Raw records:
-- start --
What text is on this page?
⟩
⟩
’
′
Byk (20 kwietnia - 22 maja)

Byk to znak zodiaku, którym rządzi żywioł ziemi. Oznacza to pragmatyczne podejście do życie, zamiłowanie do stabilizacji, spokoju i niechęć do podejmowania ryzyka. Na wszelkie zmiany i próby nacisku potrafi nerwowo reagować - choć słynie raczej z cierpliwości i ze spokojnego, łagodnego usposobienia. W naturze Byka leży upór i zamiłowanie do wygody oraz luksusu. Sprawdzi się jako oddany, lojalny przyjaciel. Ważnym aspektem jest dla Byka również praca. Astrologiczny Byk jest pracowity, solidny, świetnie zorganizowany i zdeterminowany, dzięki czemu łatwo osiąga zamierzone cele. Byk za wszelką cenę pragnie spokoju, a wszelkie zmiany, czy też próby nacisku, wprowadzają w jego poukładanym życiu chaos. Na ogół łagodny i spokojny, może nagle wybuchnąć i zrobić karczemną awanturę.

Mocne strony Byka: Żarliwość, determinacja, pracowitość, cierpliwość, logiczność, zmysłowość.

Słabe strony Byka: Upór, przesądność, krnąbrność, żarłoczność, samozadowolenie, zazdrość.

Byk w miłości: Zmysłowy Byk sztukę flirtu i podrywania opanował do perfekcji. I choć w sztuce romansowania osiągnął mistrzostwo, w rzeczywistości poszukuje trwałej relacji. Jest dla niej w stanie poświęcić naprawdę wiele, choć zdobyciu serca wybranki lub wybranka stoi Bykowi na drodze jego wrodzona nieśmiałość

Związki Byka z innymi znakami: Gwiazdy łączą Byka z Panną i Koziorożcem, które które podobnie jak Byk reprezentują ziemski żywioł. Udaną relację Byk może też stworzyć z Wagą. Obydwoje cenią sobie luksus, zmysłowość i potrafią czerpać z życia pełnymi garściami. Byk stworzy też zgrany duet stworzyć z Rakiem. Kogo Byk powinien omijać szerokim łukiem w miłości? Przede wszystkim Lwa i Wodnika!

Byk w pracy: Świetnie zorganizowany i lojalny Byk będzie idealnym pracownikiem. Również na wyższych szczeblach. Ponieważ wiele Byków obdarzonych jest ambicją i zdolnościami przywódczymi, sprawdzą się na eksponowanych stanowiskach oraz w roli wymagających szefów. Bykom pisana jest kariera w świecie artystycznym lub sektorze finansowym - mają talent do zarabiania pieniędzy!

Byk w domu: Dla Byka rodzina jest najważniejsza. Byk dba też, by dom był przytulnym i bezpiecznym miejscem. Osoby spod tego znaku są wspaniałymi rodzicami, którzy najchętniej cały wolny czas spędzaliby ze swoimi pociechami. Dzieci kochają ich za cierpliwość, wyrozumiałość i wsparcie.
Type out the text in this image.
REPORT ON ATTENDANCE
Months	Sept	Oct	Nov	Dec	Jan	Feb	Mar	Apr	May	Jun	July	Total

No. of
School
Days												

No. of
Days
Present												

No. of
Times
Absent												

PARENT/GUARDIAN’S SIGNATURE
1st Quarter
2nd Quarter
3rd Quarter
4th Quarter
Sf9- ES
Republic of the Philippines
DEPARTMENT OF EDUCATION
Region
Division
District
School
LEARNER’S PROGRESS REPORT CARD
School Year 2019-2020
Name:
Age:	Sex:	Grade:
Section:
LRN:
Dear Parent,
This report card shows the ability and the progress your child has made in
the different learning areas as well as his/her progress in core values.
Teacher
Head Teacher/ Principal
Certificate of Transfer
-- end --
- Stated problem
Can you restate every record above word for word?

- Reply to the exercise
What text is on this page?
⟩
⟩
’
′
Byk (20 kwietnia - 22 maja)

Byk to znak zodiaku, którym rządzi żywioł ziemi. Oznacza to pragmatyczne podejście do życie, zamiłowanie do stabilizacji, spokoju i niechęć do podejmowania ryzyka. Na wszelkie zmiany i próby nacisku potrafi nerwowo reagować - choć słynie raczej z cierpliwości i ze spokojnego, łagodnego usposobienia. W naturze Byka leży upór i zamiłowanie do wygody oraz luksusu. Sprawdzi się jako oddany, lojalny przyjaciel. Ważnym aspektem jest dla Byka również praca. Astrologiczny Byk jest pracowity, solidny, świetnie zorganizowany i zdeterminowany, dzięki czemu łatwo osiąga zamierzone cele. Byk za wszelką cenę pragnie spokoju, a wszelkie zmiany, czy też próby nacisku, wprowadzają w jego poukładanym życiu chaos. Na ogół łagodny i spokojny, może nagle wybuchnąć i zrobić karczemną awanturę.

Mocne strony Byka: Żarliwość, determinacja, pracowitość, cierpliwość, logiczność, zmysłowość.

Słabe strony Byka: Upór, przesądność, krnąbrność, żarłoczność, samozadowolenie, zazdrość.

Byk w miłości: Zmysłowy Byk sztukę flirtu i podrywania opanował do perfekcji. I choć w sztuce romansowania osiągnął mistrzostwo, w rzeczywistości poszukuje trwałej relacji. Jest dla niej w stanie poświęcić naprawdę wiele, choć zdobyciu serca wybranki lub wybranka stoi Bykowi na drodze jego wrodzona nieśmiałość

Związki Byka z innymi znakami: Gwiazdy łączą Byka z Panną i Koziorożcem, które które podobnie jak Byk reprezentują ziemski żywioł. Udaną relację Byk może też stworzyć z Wagą. Obydwoje cenią sobie luksus, zmysłowość i potrafią czerpać z życia pełnymi garściami. Byk stworzy też zgrany duet stworzyć z Rakiem. Kogo Byk powinien omijać szerokim łukiem w miłości? Przede wszystkim Lwa i Wodnika!

Byk w pracy: Świetnie zorganizowany i lojalny Byk będzie idealnym pracownikiem. Również na wyższych szczeblach. Ponieważ wiele Byków obdarzonych jest ambicją i zdolnościami przywódczymi, sprawdzą się na eksponowanych stanowiskach oraz w roli wymagających szefów. Bykom pisana jest kariera w świecie artystycznym lub sektorze finansowym - mają talent do zarabiania pieniędzy!

Byk w domu: Dla Byka rodzina jest najważniejsza. Byk dba też, by dom był przytulnym i bezpiecznym miejscem. Osoby spod tego znaku są wspaniałymi rodzicami, którzy najchętniej cały wolny czas spędzaliby ze swoimi pociechami. Dzieci kochają ich za cierpliwość, wyrozumiałość i wsparcie.
Type out the text in this image.
REPORT ON ATTENDANCE
Months	Sept	Oct	Nov	Dec	Jan	Feb	Mar	Apr	May	Jun	July	Total

No. of
School
Days												

No. of
Days
Present												

No. of
Times
Absent												

PARENT/GUARDIAN’S SIGNATURE
1st Quarter
2nd Quarter
3rd Quarter
4th Quarter
Sf9- ES
Republic of the Philippines
DEPARTMENT OF EDUCATION
Region
Division
District
School
LEARNER’S PROGRESS REPORT CARD
School Year 2019-2020
Name:
Age:	Sex:	Grade:
Section:
LRN:
Dear Parent,
This report card shows the ability and the progress your child has made in
the different learning areas as well as his/her progress in core values.
Teacher
Head Teacher/ Principal
Certificate of Transfer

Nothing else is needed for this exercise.